Draw out every line with the word "Your" from the listing below.

_RECORDS FOR THE EXERCISE_:
════
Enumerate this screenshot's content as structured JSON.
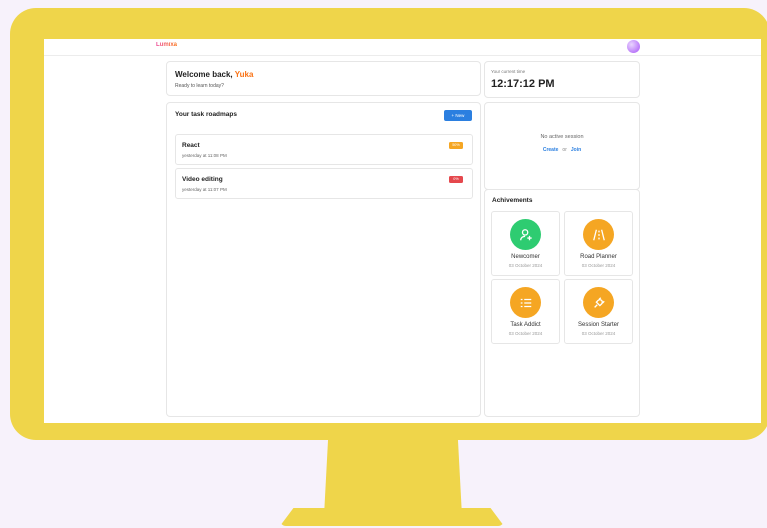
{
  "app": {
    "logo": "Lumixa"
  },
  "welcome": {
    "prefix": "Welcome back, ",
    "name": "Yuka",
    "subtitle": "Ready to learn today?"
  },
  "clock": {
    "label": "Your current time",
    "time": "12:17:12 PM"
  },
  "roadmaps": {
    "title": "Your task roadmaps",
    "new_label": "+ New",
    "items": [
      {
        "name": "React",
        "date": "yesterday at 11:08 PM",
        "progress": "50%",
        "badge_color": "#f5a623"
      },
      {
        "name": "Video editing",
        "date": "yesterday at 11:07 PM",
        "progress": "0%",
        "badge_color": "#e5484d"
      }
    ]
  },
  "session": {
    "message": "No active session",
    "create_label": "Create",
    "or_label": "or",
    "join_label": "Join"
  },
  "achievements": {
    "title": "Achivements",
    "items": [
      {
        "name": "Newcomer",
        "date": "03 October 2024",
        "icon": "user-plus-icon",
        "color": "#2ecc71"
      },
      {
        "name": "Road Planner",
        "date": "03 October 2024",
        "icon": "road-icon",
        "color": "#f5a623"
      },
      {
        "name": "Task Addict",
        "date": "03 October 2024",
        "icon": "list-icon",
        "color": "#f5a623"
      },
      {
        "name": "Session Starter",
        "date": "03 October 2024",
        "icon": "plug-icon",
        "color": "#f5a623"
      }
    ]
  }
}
════
_FINAL RESULT_:
    "label": "Your current time",
    "title": "Your task roadmaps",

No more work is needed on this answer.